Task goal
Leaving the pictures aside, transcribe every line below exactly.

——

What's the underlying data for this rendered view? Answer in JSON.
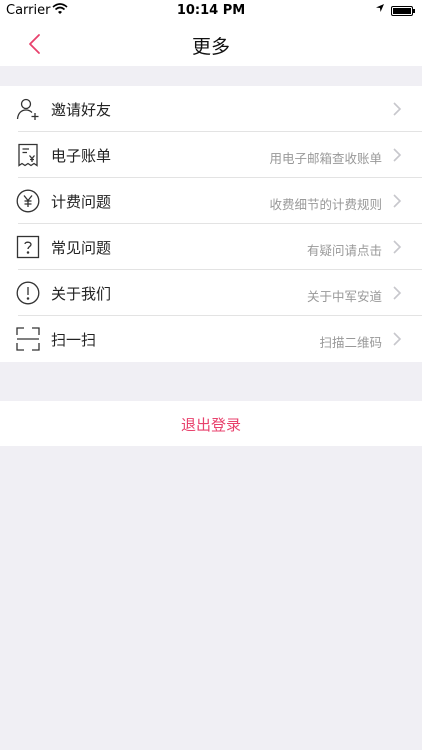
{
  "status_bar": {
    "carrier": "Carrier",
    "time": "10:14 PM"
  },
  "nav": {
    "title": "更多",
    "accent_color": "#e8416c"
  },
  "menu": {
    "items": [
      {
        "label": "邀请好友",
        "hint": "",
        "icon": "add-user-icon"
      },
      {
        "label": "电子账单",
        "hint": "用电子邮箱查收账单",
        "icon": "receipt-icon"
      },
      {
        "label": "计费问题",
        "hint": "收费细节的计费规则",
        "icon": "yen-icon"
      },
      {
        "label": "常见问题",
        "hint": "有疑问请点击",
        "icon": "question-icon"
      },
      {
        "label": "关于我们",
        "hint": "关于中军安道",
        "icon": "info-icon"
      },
      {
        "label": "扫一扫",
        "hint": "扫描二维码",
        "icon": "scan-icon"
      }
    ]
  },
  "logout": {
    "label": "退出登录",
    "color": "#e8416c"
  }
}
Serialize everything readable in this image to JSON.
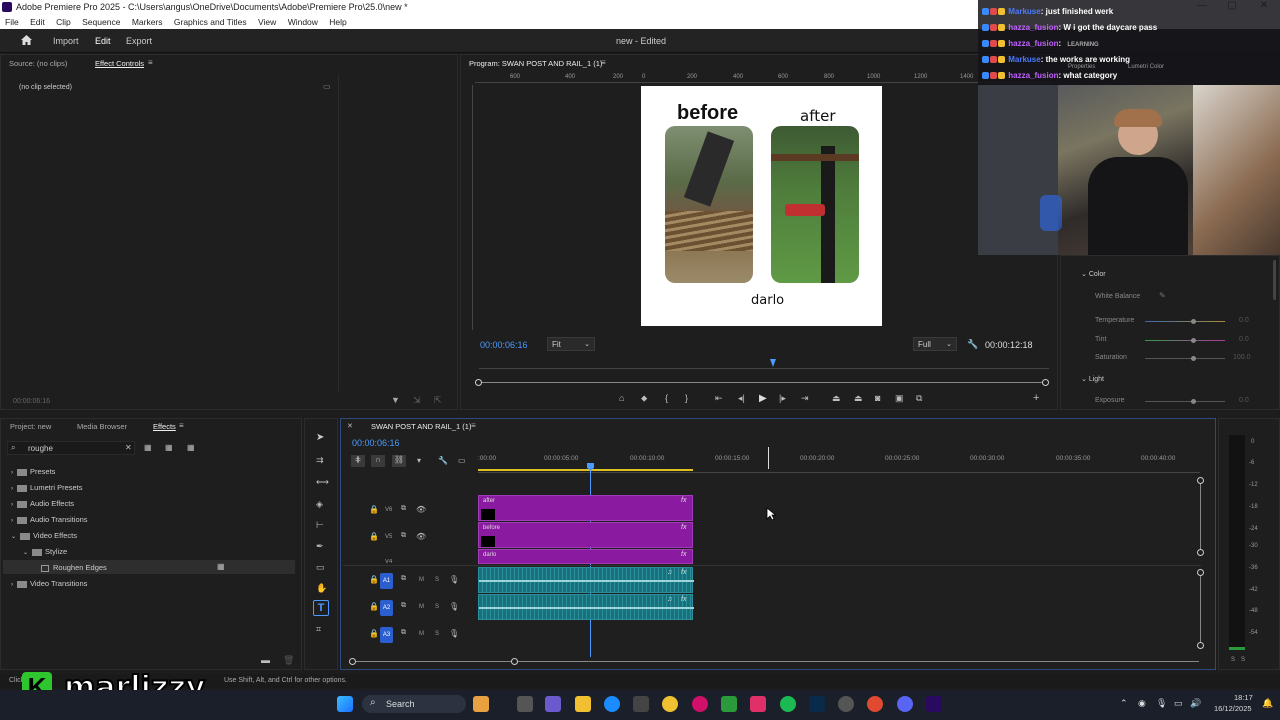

——

Response for this exercise
What's the underlying data for this rendered view? Answer in JSON.
{
  "status_bar": {
    "carrier": "Carrier",
    "time": "10:14 PM"
  },
  "nav": {
    "title": "更多",
    "accent_color": "#e8416c"
  },
  "menu": {
    "items": [
      {
        "label": "邀请好友",
        "hint": "",
        "icon": "add-user-icon"
      },
      {
        "label": "电子账单",
        "hint": "用电子邮箱查收账单",
        "icon": "receipt-icon"
      },
      {
        "label": "计费问题",
        "hint": "收费细节的计费规则",
        "icon": "yen-icon"
      },
      {
        "label": "常见问题",
        "hint": "有疑问请点击",
        "icon": "question-icon"
      },
      {
        "label": "关于我们",
        "hint": "关于中军安道",
        "icon": "info-icon"
      },
      {
        "label": "扫一扫",
        "hint": "扫描二维码",
        "icon": "scan-icon"
      }
    ]
  },
  "logout": {
    "label": "退出登录",
    "color": "#e8416c"
  }
}
Serialize everything readable in this image to JSON.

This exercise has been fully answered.